Retype the line in which "Extract the structured" appears, then every line after it until the records end. Leave out the pictures.

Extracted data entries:
__________________________________________________

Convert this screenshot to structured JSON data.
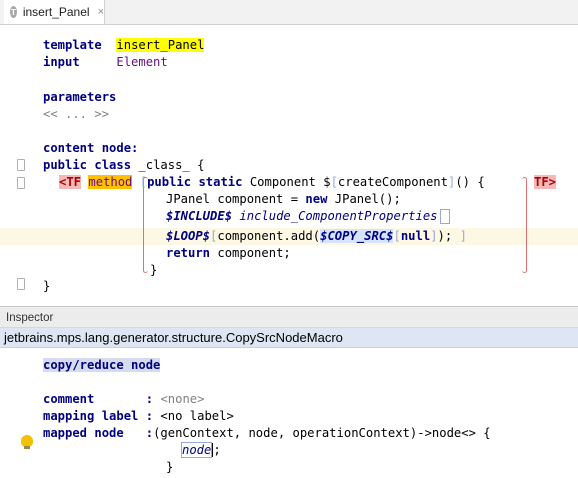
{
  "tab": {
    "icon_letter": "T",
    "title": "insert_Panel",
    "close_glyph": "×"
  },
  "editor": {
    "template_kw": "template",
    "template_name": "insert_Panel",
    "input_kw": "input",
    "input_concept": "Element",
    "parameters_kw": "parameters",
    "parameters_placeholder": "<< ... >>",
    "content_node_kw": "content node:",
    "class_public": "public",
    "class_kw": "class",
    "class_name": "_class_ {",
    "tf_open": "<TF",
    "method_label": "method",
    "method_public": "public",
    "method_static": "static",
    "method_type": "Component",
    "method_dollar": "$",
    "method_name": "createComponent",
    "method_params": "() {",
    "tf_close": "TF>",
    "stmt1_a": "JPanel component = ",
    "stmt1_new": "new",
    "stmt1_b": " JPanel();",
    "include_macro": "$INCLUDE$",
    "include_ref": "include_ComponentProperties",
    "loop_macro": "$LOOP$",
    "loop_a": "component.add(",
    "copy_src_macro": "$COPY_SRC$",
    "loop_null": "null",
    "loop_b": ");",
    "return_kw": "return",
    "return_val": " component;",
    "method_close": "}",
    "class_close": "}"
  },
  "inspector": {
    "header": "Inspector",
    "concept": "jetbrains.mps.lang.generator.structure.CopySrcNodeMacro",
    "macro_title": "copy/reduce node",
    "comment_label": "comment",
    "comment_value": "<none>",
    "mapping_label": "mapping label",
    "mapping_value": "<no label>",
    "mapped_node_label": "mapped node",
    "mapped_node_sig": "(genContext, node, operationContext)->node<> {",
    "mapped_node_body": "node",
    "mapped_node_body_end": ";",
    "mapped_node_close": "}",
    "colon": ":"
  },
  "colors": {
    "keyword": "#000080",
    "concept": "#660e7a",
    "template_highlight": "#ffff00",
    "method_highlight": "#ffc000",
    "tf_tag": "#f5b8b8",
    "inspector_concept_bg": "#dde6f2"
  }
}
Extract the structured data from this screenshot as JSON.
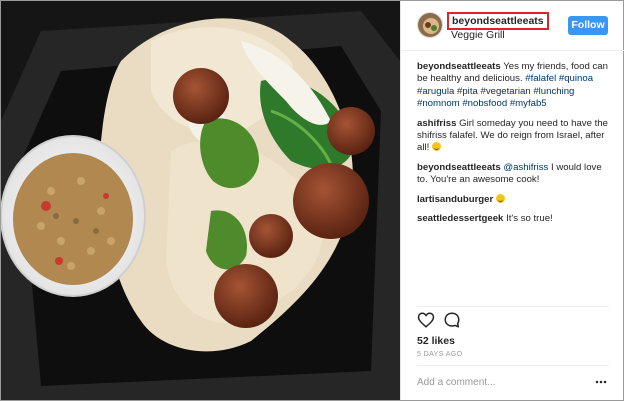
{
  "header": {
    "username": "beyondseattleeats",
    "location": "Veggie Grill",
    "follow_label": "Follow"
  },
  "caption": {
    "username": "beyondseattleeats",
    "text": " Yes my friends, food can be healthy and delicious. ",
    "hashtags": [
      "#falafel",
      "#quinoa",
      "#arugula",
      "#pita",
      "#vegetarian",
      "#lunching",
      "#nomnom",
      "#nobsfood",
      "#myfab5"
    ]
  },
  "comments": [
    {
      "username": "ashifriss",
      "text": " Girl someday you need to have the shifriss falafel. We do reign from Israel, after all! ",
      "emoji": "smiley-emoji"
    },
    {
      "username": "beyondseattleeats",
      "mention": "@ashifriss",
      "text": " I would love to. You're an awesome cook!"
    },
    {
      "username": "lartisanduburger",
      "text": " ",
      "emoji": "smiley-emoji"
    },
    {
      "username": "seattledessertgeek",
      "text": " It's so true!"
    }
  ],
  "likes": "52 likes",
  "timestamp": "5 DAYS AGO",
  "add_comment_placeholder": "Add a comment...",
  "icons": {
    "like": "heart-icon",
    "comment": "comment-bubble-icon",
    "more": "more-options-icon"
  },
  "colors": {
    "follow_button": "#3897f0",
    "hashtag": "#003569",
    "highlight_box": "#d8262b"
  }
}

__________________________________________________

The answer:
Extract the structured data from this screenshot as JSON.
{
  "header": {
    "username": "beyondseattleeats",
    "location": "Veggie Grill",
    "follow_label": "Follow"
  },
  "caption": {
    "username": "beyondseattleeats",
    "text": " Yes my friends, food can be healthy and delicious. ",
    "hashtags": [
      "#falafel",
      "#quinoa",
      "#arugula",
      "#pita",
      "#vegetarian",
      "#lunching",
      "#nomnom",
      "#nobsfood",
      "#myfab5"
    ]
  },
  "comments": [
    {
      "username": "ashifriss",
      "text": " Girl someday you need to have the shifriss falafel. We do reign from Israel, after all! ",
      "emoji": "smiley-emoji"
    },
    {
      "username": "beyondseattleeats",
      "mention": "@ashifriss",
      "text": " I would love to. You're an awesome cook!"
    },
    {
      "username": "lartisanduburger",
      "text": " ",
      "emoji": "smiley-emoji"
    },
    {
      "username": "seattledessertgeek",
      "text": " It's so true!"
    }
  ],
  "likes": "52 likes",
  "timestamp": "5 DAYS AGO",
  "add_comment_placeholder": "Add a comment...",
  "icons": {
    "like": "heart-icon",
    "comment": "comment-bubble-icon",
    "more": "more-options-icon"
  },
  "colors": {
    "follow_button": "#3897f0",
    "hashtag": "#003569",
    "highlight_box": "#d8262b"
  }
}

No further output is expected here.